* [WHAT IS REQUIRED]
Look through the data below and count each line where the word "dash" appears. Reply with the count alone.

* * *

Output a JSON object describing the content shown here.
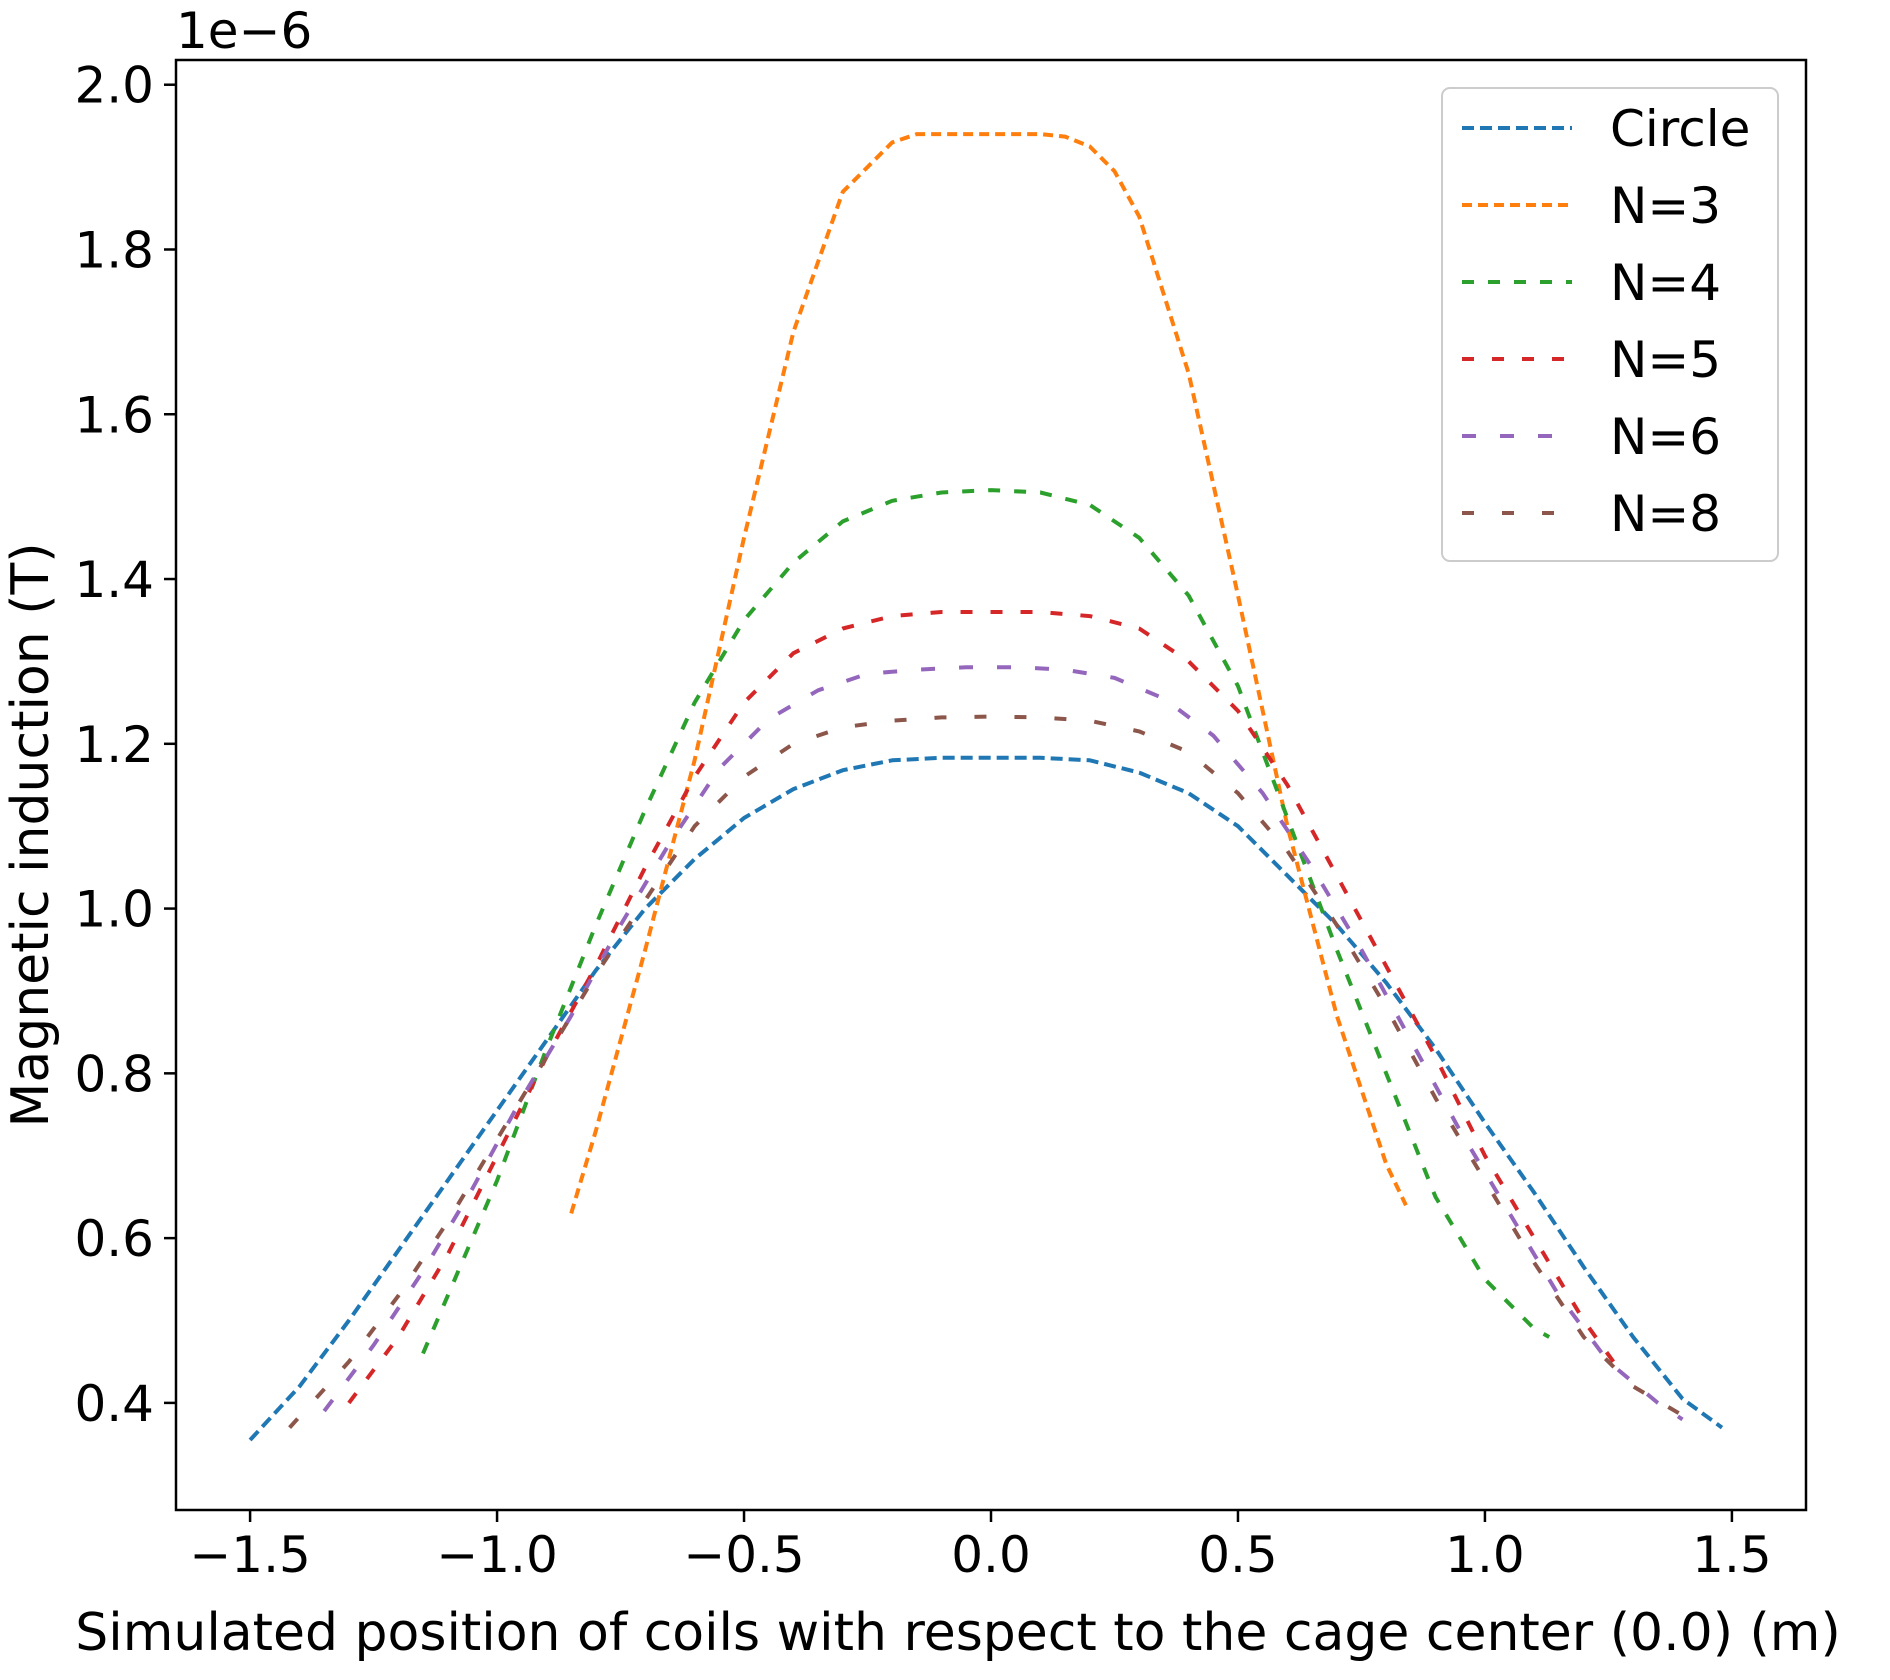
{
  "chart_data": {
    "type": "line",
    "title": "",
    "xlabel": "Simulated position of coils with respect to the cage center (0.0) (m)",
    "ylabel": "Magnetic induction (T)",
    "offset_label": "1e−6",
    "xlim": [
      -1.65,
      1.65
    ],
    "ylim": [
      0.27,
      2.03
    ],
    "xticks": [
      -1.5,
      -1.0,
      -0.5,
      0.0,
      0.5,
      1.0,
      1.5
    ],
    "xtick_labels": [
      "−1.5",
      "−1.0",
      "−0.5",
      "0.0",
      "0.5",
      "1.0",
      "1.5"
    ],
    "yticks": [
      0.4,
      0.6,
      0.8,
      1.0,
      1.2,
      1.4,
      1.6,
      1.8,
      2.0
    ],
    "ytick_labels": [
      "0.4",
      "0.6",
      "0.8",
      "1.0",
      "1.2",
      "1.4",
      "1.6",
      "1.8",
      "2.0"
    ],
    "grid": false,
    "legend_position": "top-right",
    "series": [
      {
        "name": "Circle",
        "color": "#1f77b4",
        "dash": "12,6",
        "x": [
          -1.5,
          -1.4,
          -1.3,
          -1.2,
          -1.1,
          -1.0,
          -0.9,
          -0.8,
          -0.7,
          -0.6,
          -0.5,
          -0.4,
          -0.3,
          -0.2,
          -0.1,
          0.0,
          0.1,
          0.2,
          0.3,
          0.4,
          0.5,
          0.6,
          0.7,
          0.8,
          0.9,
          1.0,
          1.1,
          1.2,
          1.3,
          1.4,
          1.48
        ],
        "y": [
          0.355,
          0.42,
          0.5,
          0.585,
          0.67,
          0.755,
          0.84,
          0.925,
          1.0,
          1.06,
          1.11,
          1.145,
          1.168,
          1.18,
          1.183,
          1.183,
          1.183,
          1.18,
          1.165,
          1.14,
          1.1,
          1.04,
          0.98,
          0.91,
          0.83,
          0.74,
          0.655,
          0.565,
          0.48,
          0.405,
          0.37
        ]
      },
      {
        "name": "N=3",
        "color": "#ff7f0e",
        "dash": "10,6",
        "x": [
          -0.85,
          -0.8,
          -0.7,
          -0.6,
          -0.5,
          -0.4,
          -0.3,
          -0.2,
          -0.15,
          -0.1,
          0.0,
          0.1,
          0.15,
          0.2,
          0.25,
          0.3,
          0.4,
          0.5,
          0.6,
          0.7,
          0.8,
          0.84
        ],
        "y": [
          0.63,
          0.73,
          0.95,
          1.18,
          1.45,
          1.7,
          1.87,
          1.93,
          1.94,
          1.94,
          1.94,
          1.94,
          1.937,
          1.925,
          1.895,
          1.84,
          1.65,
          1.38,
          1.1,
          0.87,
          0.69,
          0.64
        ]
      },
      {
        "name": "N=4",
        "color": "#2ca02c",
        "dash": "12,14",
        "x": [
          -1.15,
          -1.1,
          -1.0,
          -0.9,
          -0.8,
          -0.7,
          -0.6,
          -0.5,
          -0.4,
          -0.3,
          -0.2,
          -0.1,
          0.0,
          0.1,
          0.2,
          0.3,
          0.4,
          0.5,
          0.6,
          0.7,
          0.8,
          0.9,
          1.0,
          1.1,
          1.13
        ],
        "y": [
          0.46,
          0.53,
          0.67,
          0.83,
          0.98,
          1.12,
          1.25,
          1.35,
          1.42,
          1.47,
          1.495,
          1.505,
          1.508,
          1.505,
          1.49,
          1.45,
          1.38,
          1.27,
          1.11,
          0.95,
          0.8,
          0.65,
          0.55,
          0.49,
          0.48
        ]
      },
      {
        "name": "N=5",
        "color": "#d62728",
        "dash": "12,18",
        "x": [
          -1.3,
          -1.2,
          -1.1,
          -1.0,
          -0.9,
          -0.8,
          -0.7,
          -0.6,
          -0.5,
          -0.4,
          -0.3,
          -0.2,
          -0.1,
          0.0,
          0.1,
          0.2,
          0.3,
          0.4,
          0.5,
          0.6,
          0.7,
          0.8,
          0.9,
          1.0,
          1.1,
          1.2,
          1.26
        ],
        "y": [
          0.4,
          0.48,
          0.58,
          0.7,
          0.82,
          0.93,
          1.05,
          1.16,
          1.25,
          1.31,
          1.34,
          1.355,
          1.36,
          1.36,
          1.36,
          1.355,
          1.34,
          1.3,
          1.24,
          1.15,
          1.04,
          0.93,
          0.82,
          0.7,
          0.6,
          0.5,
          0.45
        ]
      },
      {
        "name": "N=6",
        "color": "#9467bd",
        "dash": "14,24",
        "x": [
          -1.35,
          -1.25,
          -1.15,
          -1.05,
          -0.95,
          -0.85,
          -0.75,
          -0.65,
          -0.55,
          -0.45,
          -0.35,
          -0.25,
          -0.15,
          -0.05,
          0.05,
          0.15,
          0.25,
          0.35,
          0.45,
          0.55,
          0.65,
          0.75,
          0.85,
          0.95,
          1.05,
          1.15,
          1.25,
          1.35,
          1.4
        ],
        "y": [
          0.39,
          0.47,
          0.56,
          0.66,
          0.77,
          0.87,
          0.98,
          1.08,
          1.17,
          1.23,
          1.265,
          1.285,
          1.29,
          1.293,
          1.293,
          1.29,
          1.28,
          1.255,
          1.21,
          1.14,
          1.05,
          0.95,
          0.84,
          0.73,
          0.63,
          0.53,
          0.45,
          0.4,
          0.38
        ]
      },
      {
        "name": "N=8",
        "color": "#8c564b",
        "dash": "12,28",
        "x": [
          -1.42,
          -1.3,
          -1.2,
          -1.1,
          -1.0,
          -0.9,
          -0.8,
          -0.7,
          -0.6,
          -0.5,
          -0.4,
          -0.3,
          -0.2,
          -0.1,
          0.0,
          0.1,
          0.2,
          0.3,
          0.4,
          0.5,
          0.6,
          0.7,
          0.8,
          0.9,
          1.0,
          1.1,
          1.2,
          1.3,
          1.4
        ],
        "y": [
          0.37,
          0.45,
          0.53,
          0.62,
          0.72,
          0.82,
          0.92,
          1.01,
          1.1,
          1.16,
          1.2,
          1.22,
          1.228,
          1.232,
          1.233,
          1.232,
          1.228,
          1.215,
          1.19,
          1.14,
          1.07,
          0.98,
          0.88,
          0.77,
          0.67,
          0.57,
          0.48,
          0.42,
          0.385
        ]
      }
    ]
  }
}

* * *

* [THE RESPONSE]
6